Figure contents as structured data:
## START
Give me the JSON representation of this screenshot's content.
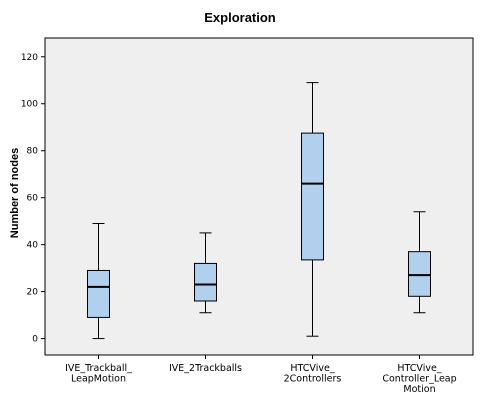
{
  "chart_data": {
    "type": "boxplot",
    "title": "Exploration",
    "xlabel": "",
    "ylabel": "Number of nodes",
    "ylim": [
      -7,
      128
    ],
    "yticks": [
      0,
      20,
      40,
      60,
      80,
      100,
      120
    ],
    "grid": false,
    "box_fill": "#b0d0ee",
    "plot_background": "#efefef",
    "categories": [
      [
        "IVE_Trackball_",
        "LeapMotion"
      ],
      [
        "IVE_2Trackballs"
      ],
      [
        "HTCVive_",
        "2Controllers"
      ],
      [
        "HTCVive_",
        "Controller_Leap",
        "Motion"
      ]
    ],
    "boxes": [
      {
        "min": 0,
        "q1": 9,
        "median": 22,
        "q3": 29,
        "max": 49
      },
      {
        "min": 11,
        "q1": 16,
        "median": 23,
        "q3": 32,
        "max": 45
      },
      {
        "min": 1,
        "q1": 33.5,
        "median": 66,
        "q3": 87.5,
        "max": 109
      },
      {
        "min": 11,
        "q1": 18,
        "median": 27,
        "q3": 37,
        "max": 54
      }
    ]
  }
}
## END
Problem statement: Check each line of the records above for "median", and copy those that have it.

Worked answer:
        "median": 22,
        "median": 23,
        "median": 66,
        "median": 27,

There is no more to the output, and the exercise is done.